* Set exercise:
Extract every entry word for word.

* Data listing:

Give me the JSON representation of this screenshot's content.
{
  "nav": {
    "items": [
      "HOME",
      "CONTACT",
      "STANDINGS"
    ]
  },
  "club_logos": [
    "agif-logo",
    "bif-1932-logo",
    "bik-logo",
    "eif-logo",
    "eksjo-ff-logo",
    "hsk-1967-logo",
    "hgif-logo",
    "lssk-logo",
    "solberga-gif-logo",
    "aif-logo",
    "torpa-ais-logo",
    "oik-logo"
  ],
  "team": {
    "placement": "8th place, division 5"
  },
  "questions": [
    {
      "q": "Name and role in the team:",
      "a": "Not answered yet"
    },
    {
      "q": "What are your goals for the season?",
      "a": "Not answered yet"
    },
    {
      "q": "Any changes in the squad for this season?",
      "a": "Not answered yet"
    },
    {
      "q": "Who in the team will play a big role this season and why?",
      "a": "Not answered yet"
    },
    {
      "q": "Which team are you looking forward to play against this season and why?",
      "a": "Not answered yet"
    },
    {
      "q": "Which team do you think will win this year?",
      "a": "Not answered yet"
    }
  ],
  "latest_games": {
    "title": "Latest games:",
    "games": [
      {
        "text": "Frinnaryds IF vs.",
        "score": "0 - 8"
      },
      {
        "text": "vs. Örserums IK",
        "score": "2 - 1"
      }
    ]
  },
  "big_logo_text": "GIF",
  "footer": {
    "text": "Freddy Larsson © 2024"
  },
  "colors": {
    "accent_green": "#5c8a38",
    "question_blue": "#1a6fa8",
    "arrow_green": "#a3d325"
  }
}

* Result for this exercise:
Give me the JSON representation of this screenshot's content.
{
  "nav": {
    "items": [
      "HOME",
      "CONTACT",
      "STANDINGS"
    ]
  },
  "club_logos": [
    "agif-logo",
    "bif-1932-logo",
    "bik-logo",
    "eif-logo",
    "eksjo-ff-logo",
    "hsk-1967-logo",
    "hgif-logo",
    "lssk-logo",
    "solberga-gif-logo",
    "aif-logo",
    "torpa-ais-logo",
    "oik-logo"
  ],
  "team": {
    "placement": "8th place, division 5"
  },
  "questions": [
    {
      "q": "Name and role in the team:",
      "a": "Not answered yet"
    },
    {
      "q": "What are your goals for the season?",
      "a": "Not answered yet"
    },
    {
      "q": "Any changes in the squad for this season?",
      "a": "Not answered yet"
    },
    {
      "q": "Who in the team will play a big role this season and why?",
      "a": "Not answered yet"
    },
    {
      "q": "Which team are you looking forward to play against this season and why?",
      "a": "Not answered yet"
    },
    {
      "q": "Which team do you think will win this year?",
      "a": "Not answered yet"
    }
  ],
  "latest_games": {
    "title": "Latest games:",
    "games": [
      {
        "text": "Frinnaryds IF vs.",
        "score": "0 - 8"
      },
      {
        "text": "vs. Örserums IK",
        "score": "2 - 1"
      }
    ]
  },
  "big_logo_text": "GIF",
  "footer": {
    "text": "Freddy Larsson © 2024"
  },
  "colors": {
    "accent_green": "#5c8a38",
    "question_blue": "#1a6fa8",
    "arrow_green": "#a3d325"
  }
}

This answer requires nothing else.